Voluptés orientales
Le fantasme de la geisha
Du point de vue de l’Occident, la geisha fait partie de ces voluptés orientales sur lesquelles mystères et fantasmes se déploient ouvertement. C’est un être féminin extrêmement sensuel, issu d’une époque révolue, et qu’on ne peut trouver ailleurs qu’au Japon. En ce sens, la geisha est associée à un espace spatio-temporel fantasmagorique. Hors du rêve pourtant, la geisha, telle que les Occidentaux se la représentent, existe bel et bien. Elle est une personne vivante et tangible, en bref, réelle. Enfin presque.
Kitagawa Utamaro, Couple faisant l’amour à l’étage supérieur, 1788. Livre illustré (nishiki-e) intitulé Uta Makura (Poème de l’oreiller), un volume, 25,5 x 37 cm. British Museum, Londres. |
« Fleurs vivantes »
* * *
D'après le texte sur la geisha, dans quel seul pays peut-on trouver cet être féminin, selon le point de vue occidental ?

> **DONNÉES BRUTES**
* * *
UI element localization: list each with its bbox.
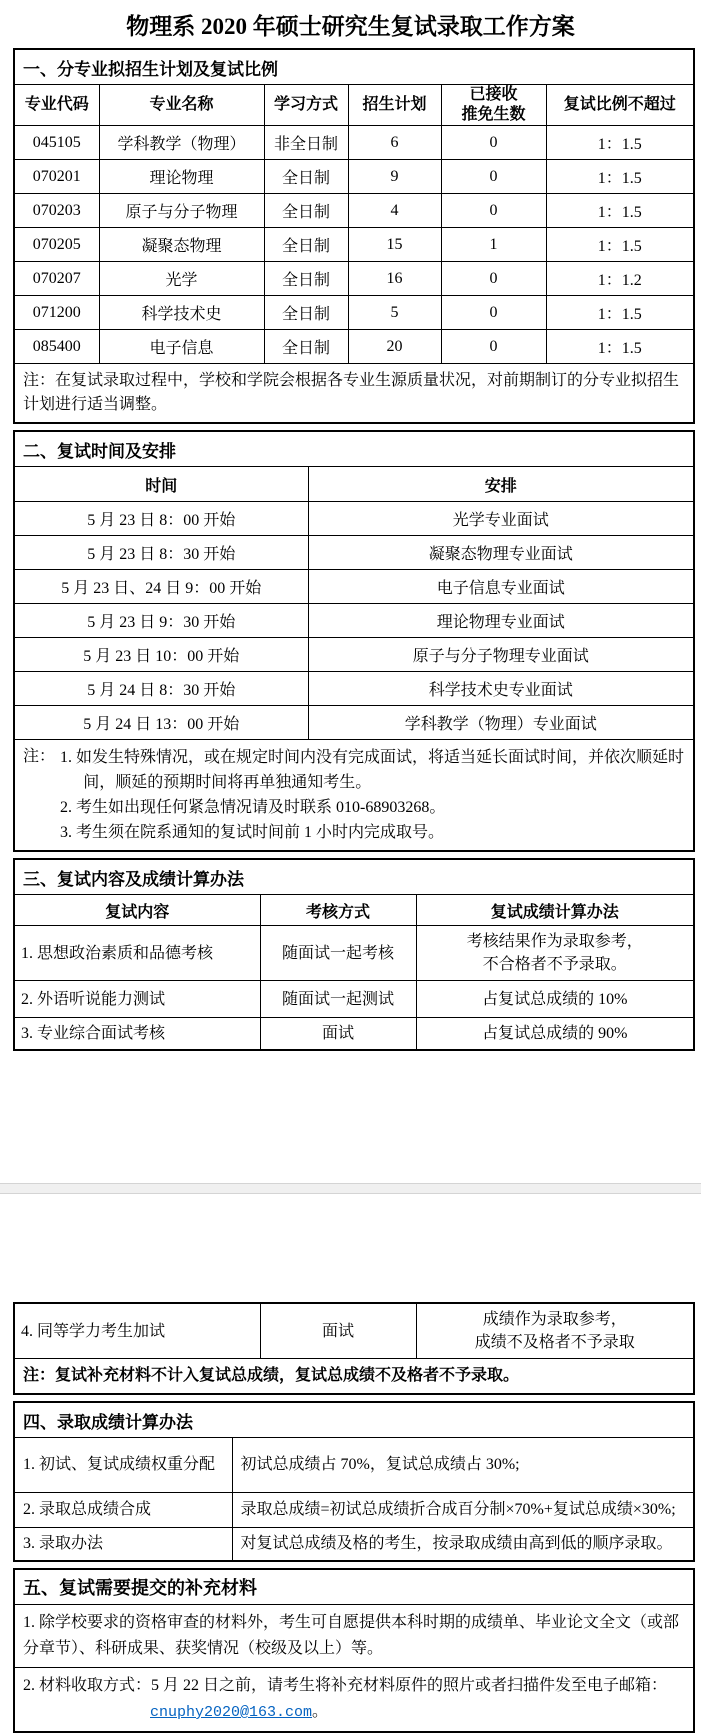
* * *
> **RÉSULTAT DE L'EXERCICE**
Au Japon.